Exercise objective:
Every line containing the word "text" needs to be found and copied.
>> start Dataset
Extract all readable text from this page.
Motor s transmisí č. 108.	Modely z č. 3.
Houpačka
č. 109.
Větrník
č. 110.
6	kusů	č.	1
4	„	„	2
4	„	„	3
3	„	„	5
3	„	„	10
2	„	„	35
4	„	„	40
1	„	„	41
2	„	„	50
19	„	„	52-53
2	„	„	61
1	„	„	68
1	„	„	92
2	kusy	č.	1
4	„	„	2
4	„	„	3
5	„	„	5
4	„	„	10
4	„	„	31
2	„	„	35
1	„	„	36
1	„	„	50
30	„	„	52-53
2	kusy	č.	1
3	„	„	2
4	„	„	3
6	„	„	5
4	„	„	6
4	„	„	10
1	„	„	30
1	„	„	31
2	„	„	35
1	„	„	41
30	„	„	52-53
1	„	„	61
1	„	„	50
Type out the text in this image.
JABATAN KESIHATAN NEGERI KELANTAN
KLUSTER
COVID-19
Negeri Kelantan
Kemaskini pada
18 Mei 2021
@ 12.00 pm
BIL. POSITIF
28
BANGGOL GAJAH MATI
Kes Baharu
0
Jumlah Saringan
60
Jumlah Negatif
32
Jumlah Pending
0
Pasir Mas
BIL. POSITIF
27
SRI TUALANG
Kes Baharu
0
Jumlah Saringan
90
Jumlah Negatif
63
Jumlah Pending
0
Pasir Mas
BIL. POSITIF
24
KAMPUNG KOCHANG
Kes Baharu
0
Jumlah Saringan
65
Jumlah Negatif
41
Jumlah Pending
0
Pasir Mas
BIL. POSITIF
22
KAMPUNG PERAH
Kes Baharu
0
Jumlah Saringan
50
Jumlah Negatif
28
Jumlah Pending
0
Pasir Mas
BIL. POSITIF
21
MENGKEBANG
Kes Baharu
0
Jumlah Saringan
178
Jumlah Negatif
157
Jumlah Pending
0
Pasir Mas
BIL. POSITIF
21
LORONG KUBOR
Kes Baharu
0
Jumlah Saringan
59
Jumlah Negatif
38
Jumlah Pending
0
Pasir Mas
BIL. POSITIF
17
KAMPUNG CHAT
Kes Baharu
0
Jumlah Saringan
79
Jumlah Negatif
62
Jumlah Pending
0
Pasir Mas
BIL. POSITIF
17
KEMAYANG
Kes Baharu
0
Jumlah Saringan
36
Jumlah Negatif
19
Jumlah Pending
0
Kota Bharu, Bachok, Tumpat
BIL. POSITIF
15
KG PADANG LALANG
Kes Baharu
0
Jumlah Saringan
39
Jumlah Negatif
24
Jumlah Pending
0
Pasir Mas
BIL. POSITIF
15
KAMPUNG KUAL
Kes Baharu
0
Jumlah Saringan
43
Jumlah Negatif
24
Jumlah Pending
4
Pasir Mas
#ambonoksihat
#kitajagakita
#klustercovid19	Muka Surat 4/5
>> end Dataset
Output:
Extract all readable text from this page.
Type out the text in this image.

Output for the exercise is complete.